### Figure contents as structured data

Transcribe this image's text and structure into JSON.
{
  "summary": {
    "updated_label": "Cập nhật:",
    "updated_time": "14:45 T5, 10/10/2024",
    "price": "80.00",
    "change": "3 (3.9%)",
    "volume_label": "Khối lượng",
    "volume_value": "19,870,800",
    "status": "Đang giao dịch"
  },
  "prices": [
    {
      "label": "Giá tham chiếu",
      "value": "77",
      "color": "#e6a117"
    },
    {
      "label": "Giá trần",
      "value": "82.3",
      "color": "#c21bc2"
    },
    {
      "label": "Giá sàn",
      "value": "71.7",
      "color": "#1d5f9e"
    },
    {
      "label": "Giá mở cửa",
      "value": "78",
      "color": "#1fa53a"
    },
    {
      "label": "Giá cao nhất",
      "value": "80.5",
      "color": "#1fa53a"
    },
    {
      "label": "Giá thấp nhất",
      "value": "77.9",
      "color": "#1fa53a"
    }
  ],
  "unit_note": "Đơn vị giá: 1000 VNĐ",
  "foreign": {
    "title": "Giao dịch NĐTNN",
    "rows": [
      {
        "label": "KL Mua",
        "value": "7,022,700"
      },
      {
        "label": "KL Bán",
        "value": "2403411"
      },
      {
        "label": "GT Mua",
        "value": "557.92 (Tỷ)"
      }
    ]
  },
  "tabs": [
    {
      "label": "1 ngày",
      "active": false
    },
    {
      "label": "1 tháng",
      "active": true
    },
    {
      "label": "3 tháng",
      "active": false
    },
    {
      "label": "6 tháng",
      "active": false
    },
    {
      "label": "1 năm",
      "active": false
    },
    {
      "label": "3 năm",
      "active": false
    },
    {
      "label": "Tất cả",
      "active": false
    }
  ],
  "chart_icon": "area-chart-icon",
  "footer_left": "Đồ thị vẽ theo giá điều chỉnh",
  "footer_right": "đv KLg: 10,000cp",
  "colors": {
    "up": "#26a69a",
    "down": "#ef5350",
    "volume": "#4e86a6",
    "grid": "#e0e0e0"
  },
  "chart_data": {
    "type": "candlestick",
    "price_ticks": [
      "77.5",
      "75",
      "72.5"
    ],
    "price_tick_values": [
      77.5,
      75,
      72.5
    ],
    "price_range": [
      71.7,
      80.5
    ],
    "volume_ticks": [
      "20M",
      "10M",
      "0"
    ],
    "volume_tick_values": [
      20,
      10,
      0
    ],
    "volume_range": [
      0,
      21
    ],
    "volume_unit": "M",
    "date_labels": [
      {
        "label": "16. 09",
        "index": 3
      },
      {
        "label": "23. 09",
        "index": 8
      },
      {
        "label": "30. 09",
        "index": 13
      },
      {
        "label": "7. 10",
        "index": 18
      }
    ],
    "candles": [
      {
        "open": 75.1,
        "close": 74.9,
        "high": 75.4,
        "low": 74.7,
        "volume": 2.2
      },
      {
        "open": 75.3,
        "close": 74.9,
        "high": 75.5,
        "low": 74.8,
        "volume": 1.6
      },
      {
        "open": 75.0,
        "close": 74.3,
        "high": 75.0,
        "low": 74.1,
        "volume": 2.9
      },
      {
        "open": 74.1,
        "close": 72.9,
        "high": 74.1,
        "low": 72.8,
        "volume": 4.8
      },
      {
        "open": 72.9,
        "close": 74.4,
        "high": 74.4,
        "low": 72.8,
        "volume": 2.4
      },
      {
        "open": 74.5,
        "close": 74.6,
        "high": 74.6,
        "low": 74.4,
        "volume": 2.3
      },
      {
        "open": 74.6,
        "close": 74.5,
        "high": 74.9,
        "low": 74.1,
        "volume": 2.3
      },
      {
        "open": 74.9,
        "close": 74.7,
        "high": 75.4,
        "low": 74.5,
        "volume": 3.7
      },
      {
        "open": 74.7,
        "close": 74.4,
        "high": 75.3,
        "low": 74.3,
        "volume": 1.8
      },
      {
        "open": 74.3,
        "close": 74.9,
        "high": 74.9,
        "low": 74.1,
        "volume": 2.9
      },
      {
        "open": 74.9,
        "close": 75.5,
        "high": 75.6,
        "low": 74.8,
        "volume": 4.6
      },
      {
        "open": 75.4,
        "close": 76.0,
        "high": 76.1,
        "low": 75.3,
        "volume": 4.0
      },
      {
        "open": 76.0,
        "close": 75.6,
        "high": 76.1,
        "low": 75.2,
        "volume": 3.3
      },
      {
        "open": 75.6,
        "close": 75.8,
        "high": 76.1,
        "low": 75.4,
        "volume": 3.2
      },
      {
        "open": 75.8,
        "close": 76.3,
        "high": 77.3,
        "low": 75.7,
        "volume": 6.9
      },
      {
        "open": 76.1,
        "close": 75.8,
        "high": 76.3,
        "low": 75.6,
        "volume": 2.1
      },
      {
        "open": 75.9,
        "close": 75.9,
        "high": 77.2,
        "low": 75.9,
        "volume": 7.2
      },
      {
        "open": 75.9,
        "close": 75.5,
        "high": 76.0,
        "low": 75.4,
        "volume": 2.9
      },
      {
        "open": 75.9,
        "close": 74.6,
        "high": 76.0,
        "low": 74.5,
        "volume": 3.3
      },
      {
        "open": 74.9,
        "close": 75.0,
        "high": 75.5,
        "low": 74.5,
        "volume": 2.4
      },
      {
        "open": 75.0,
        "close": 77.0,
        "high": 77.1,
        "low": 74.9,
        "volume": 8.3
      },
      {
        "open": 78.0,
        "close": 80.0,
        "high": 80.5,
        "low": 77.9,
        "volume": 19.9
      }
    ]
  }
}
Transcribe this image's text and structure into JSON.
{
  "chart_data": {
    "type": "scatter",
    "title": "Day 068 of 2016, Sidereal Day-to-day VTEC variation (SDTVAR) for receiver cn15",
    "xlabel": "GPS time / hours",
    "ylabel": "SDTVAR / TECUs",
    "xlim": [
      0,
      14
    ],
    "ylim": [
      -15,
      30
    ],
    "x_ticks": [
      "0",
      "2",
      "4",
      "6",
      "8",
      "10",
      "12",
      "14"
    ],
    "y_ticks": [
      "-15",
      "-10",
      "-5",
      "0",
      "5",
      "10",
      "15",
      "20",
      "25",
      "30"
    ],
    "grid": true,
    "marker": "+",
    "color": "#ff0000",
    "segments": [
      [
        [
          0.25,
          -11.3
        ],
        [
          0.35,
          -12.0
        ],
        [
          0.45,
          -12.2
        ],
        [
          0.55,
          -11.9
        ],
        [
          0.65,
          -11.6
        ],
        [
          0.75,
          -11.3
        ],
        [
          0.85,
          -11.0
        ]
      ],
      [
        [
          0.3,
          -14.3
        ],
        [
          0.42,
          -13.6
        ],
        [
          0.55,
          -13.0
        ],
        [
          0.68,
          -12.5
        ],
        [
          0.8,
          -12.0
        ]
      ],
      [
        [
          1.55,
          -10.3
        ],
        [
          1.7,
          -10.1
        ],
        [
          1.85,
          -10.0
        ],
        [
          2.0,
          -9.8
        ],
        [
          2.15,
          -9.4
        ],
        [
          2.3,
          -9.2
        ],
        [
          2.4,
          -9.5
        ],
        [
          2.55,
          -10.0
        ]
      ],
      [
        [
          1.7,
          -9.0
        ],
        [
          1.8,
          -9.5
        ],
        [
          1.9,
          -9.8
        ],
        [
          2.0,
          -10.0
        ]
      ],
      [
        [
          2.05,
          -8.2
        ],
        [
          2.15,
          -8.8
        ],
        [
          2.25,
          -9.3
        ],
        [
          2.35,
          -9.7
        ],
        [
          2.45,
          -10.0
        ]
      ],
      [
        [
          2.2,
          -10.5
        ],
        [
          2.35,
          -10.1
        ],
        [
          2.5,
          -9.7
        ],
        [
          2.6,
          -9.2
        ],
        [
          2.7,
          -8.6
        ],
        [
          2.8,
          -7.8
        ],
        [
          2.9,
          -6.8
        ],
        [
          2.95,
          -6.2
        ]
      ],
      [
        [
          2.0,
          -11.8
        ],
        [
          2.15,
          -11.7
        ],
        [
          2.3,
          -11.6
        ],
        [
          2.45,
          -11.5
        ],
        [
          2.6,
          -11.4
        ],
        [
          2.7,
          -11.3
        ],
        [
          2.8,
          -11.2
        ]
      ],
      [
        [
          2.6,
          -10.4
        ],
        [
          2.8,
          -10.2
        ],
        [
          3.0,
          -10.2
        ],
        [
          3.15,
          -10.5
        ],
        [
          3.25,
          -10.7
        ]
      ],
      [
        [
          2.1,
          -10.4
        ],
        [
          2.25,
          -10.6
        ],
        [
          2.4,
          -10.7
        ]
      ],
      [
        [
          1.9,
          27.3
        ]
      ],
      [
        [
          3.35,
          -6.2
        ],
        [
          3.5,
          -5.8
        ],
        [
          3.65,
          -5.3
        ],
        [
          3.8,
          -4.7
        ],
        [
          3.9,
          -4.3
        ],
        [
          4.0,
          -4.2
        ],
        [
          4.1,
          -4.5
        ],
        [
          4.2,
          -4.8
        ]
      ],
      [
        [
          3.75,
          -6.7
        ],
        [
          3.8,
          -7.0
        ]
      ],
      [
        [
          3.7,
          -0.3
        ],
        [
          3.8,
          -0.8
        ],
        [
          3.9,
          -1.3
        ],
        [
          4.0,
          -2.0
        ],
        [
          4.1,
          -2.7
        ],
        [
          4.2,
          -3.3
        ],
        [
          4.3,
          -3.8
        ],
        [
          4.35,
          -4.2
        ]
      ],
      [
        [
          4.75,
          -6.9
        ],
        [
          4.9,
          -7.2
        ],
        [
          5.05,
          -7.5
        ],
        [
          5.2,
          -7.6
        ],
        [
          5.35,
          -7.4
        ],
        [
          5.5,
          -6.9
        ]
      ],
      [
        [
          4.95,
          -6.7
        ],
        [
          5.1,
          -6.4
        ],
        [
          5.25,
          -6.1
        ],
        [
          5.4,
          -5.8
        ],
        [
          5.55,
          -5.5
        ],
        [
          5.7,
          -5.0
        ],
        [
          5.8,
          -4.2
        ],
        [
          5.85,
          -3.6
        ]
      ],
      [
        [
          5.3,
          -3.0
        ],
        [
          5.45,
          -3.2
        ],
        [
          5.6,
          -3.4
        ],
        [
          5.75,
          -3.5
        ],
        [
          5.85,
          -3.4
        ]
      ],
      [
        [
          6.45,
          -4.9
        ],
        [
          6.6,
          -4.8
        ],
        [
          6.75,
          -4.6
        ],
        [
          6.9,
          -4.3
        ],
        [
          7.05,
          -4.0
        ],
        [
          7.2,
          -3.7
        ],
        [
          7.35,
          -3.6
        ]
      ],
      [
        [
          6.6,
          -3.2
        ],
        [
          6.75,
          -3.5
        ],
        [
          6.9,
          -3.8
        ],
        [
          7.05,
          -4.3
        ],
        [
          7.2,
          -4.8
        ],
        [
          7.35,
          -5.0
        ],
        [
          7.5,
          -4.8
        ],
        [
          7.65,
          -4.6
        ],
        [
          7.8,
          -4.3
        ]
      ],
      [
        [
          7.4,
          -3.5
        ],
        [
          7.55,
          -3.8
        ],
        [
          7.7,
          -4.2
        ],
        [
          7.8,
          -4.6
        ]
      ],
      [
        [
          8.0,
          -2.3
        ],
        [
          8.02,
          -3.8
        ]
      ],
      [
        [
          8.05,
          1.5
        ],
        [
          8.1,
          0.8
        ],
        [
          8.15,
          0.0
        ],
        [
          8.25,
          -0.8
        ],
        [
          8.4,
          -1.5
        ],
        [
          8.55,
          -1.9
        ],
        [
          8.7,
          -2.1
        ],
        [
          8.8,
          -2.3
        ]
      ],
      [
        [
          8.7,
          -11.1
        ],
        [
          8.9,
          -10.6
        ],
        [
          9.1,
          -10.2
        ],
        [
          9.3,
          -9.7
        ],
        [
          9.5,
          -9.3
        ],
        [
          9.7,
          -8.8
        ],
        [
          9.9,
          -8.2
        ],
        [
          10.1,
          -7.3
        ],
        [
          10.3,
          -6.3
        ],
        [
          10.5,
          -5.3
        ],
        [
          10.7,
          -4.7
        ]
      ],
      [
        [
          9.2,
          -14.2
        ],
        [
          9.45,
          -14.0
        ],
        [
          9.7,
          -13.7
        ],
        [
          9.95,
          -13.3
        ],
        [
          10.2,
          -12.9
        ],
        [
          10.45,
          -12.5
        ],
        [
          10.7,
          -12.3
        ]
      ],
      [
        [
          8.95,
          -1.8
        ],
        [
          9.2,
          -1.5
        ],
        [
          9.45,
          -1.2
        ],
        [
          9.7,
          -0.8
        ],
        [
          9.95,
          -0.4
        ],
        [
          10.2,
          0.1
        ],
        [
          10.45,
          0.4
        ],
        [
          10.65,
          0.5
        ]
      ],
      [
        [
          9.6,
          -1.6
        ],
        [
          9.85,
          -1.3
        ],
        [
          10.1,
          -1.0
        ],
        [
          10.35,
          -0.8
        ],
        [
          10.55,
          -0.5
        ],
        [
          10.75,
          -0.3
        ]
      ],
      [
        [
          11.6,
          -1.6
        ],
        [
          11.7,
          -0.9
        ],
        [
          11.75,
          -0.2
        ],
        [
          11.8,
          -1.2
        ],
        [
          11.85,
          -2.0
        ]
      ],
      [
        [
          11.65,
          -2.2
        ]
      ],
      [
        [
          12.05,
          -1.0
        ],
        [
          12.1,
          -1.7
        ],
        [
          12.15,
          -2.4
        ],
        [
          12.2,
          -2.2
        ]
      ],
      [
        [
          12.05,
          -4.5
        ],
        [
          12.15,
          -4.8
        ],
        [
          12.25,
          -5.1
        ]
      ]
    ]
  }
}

### Challenge
Scan the listing above and copy all lines containing the word "nhất".

### Response to this task
      "label": "Giá cao nhất",
      "label": "Giá thấp nhất",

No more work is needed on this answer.